(Records to use):

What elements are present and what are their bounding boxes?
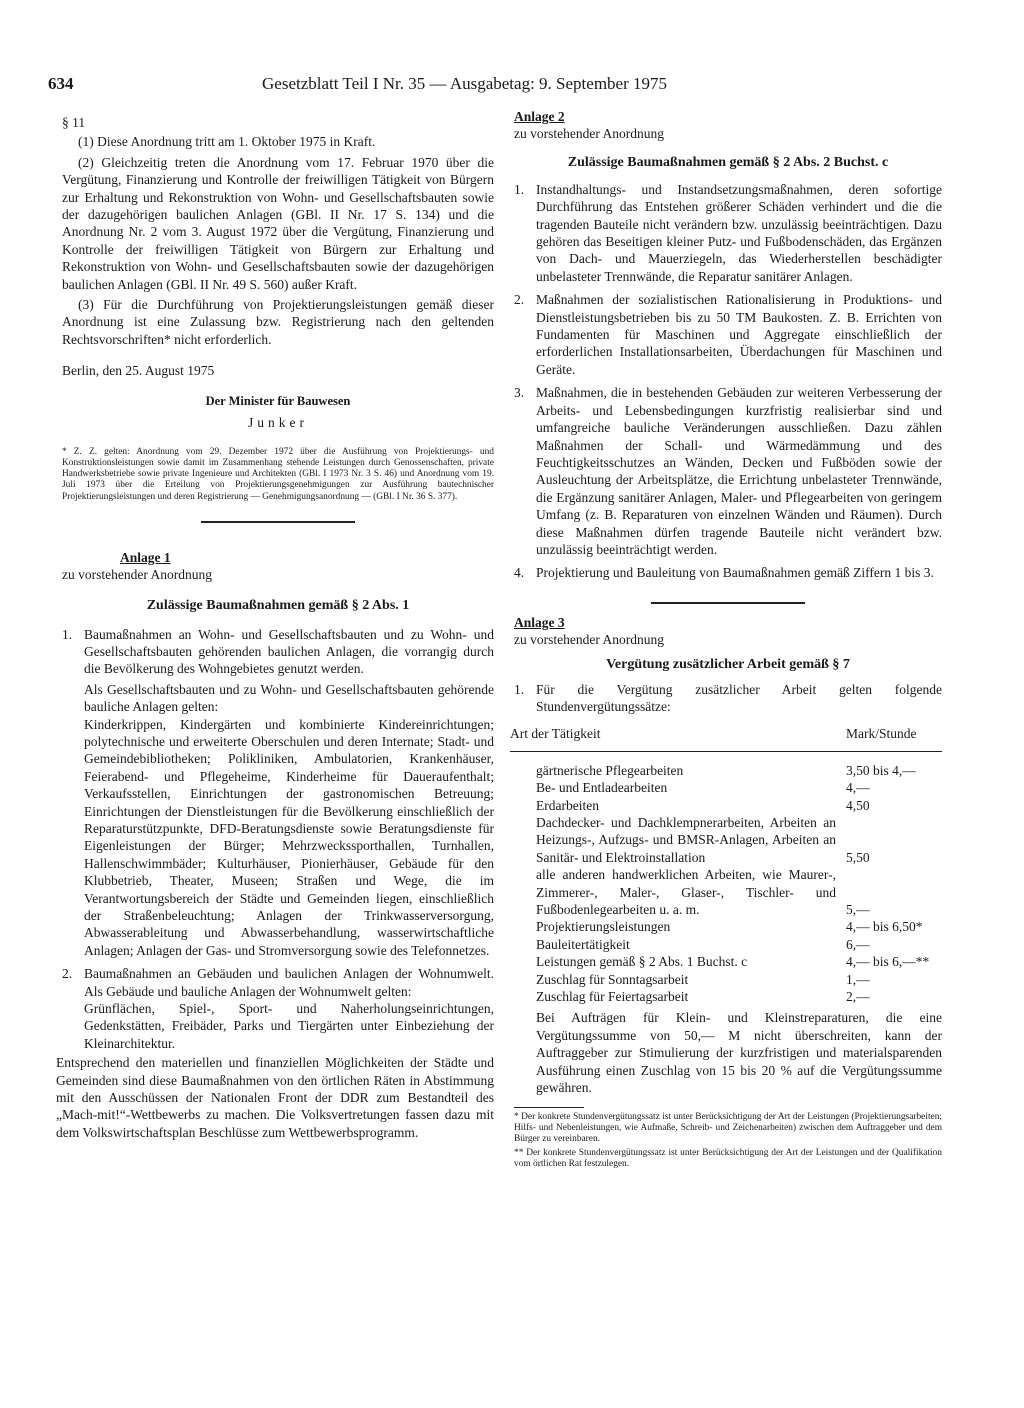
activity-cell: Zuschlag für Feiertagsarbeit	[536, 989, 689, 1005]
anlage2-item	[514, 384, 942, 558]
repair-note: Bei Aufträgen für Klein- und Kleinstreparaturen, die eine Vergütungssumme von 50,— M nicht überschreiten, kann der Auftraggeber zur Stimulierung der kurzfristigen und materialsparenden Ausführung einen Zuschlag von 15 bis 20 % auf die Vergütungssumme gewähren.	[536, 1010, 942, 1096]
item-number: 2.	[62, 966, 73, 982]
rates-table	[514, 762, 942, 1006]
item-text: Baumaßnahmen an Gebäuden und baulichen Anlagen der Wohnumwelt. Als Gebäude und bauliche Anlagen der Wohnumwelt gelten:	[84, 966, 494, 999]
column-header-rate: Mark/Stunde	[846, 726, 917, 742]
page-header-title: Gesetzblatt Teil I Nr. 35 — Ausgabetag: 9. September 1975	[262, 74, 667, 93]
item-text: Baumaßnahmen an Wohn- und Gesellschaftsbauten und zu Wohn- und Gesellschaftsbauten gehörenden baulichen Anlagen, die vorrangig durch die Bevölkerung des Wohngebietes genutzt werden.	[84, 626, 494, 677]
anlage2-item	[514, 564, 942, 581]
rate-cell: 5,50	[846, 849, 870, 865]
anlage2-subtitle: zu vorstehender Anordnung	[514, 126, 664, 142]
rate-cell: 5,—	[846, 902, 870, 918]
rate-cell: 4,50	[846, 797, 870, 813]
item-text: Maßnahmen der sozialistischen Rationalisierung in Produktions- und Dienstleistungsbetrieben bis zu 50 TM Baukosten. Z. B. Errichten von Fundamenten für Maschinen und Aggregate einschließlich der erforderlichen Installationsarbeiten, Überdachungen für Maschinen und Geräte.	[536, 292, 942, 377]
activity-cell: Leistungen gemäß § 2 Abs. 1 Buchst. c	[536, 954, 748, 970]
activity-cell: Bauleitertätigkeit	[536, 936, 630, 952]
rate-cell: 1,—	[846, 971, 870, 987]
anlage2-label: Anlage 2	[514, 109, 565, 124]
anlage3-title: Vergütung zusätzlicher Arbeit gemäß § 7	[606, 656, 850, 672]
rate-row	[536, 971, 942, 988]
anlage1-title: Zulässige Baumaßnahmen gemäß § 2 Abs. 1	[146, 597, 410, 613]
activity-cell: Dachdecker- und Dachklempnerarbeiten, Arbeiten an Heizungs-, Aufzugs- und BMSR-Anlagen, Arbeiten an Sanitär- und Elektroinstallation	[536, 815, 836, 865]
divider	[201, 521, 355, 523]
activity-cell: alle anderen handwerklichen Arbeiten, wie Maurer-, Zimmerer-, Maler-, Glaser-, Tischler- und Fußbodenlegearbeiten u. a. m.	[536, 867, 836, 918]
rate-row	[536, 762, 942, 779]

(Exercise directions):
Give the lines above as a JSON list of strings, one string per line, leaving out blank lines and the picture.

(Exercise solution):
[
  "What elements are present and what are their bounding boxes?",
  "activity-cell: Zuschlag für Feiertagsarbeit\t[536, 989, 689, 1005]",
  "anlage2-item\t[514, 384, 942, 558]",
  "repair-note: Bei Aufträgen für Klein- und Kleinstreparaturen, die eine Vergütungssumme von 50,— M nicht überschreiten, kann der Auftraggeber zur Stimulierung der kurzfristigen und materialsparenden Ausführung einen Zuschlag von 15 bis 20 % auf die Vergütungssumme gewähren.\t[536, 1010, 942, 1096]",
  "item-number: 2.\t[62, 966, 73, 982]",
  "rates-table\t[514, 762, 942, 1006]",
  "item-text: Baumaßnahmen an Gebäuden und baulichen Anlagen der Wohnumwelt. Als Gebäude und bauliche Anlagen der Wohnumwelt gelten:\t[84, 966, 494, 999]",
  "column-header-rate: Mark/Stunde\t[846, 726, 917, 742]",
  "page-header-title: Gesetzblatt Teil I Nr. 35 — Ausgabetag: 9. September 1975\t[262, 74, 667, 93]",
  "item-text: Baumaßnahmen an Wohn- und Gesellschaftsbauten und zu Wohn- und Gesellschaftsbauten gehörenden baulichen Anlagen, die vorrangig durch die Bevölkerung des Wohngebietes genutzt werden.\t[84, 626, 494, 677]",
  "anlage2-item\t[514, 564, 942, 581]",
  "rate-cell: 5,50\t[846, 849, 870, 865]",
  "anlage2-subtitle: zu vorstehender Anordnung\t[514, 126, 664, 142]",
  "rate-cell: 5,—\t[846, 902, 870, 918]",
  "rate-cell: 4,50\t[846, 797, 870, 813]",
  "item-text: Maßnahmen der sozialistischen Rationalisierung in Produktions- und Dienstleistungsbetrieben bis zu 50 TM Baukosten. Z. B. Errichten von Fundamenten für Maschinen und Aggregate einschließlich der erforderlichen Installationsarbeiten, Überdachungen für Maschinen und Geräte.\t[536, 292, 942, 377]",
  "activity-cell: Leistungen gemäß § 2 Abs. 1 Buchst. c\t[536, 954, 748, 970]",
  "activity-cell: Bauleitertätigkeit\t[536, 936, 630, 952]",
  "rate-cell: 1,—\t[846, 971, 870, 987]",
  "anlage2-label: Anlage 2\t[514, 109, 565, 124]",
  "anlage3-title: Vergütung zusätzlicher Arbeit gemäß § 7\t[606, 656, 850, 672]",
  "rate-row\t[536, 971, 942, 988]",
  "anlage1-title: Zulässige Baumaßnahmen gemäß § 2 Abs. 1\t[146, 597, 410, 613]",
  "activity-cell: Dachdecker- und Dachklempnerarbeiten, Arbeiten an Heizungs-, Aufzugs- und BMSR-Anlagen, Arbeiten an Sanitär- und Elektroinstallation\t[536, 815, 836, 865]",
  "divider\t[201, 521, 355, 523]",
  "activity-cell: alle anderen handwerklichen Arbeiten, wie Maurer-, Zimmerer-, Maler-, Glaser-, Tischler- und Fußbodenlegearbeiten u. a. m.\t[536, 867, 836, 918]",
  "rate-row\t[536, 762, 942, 779]"
]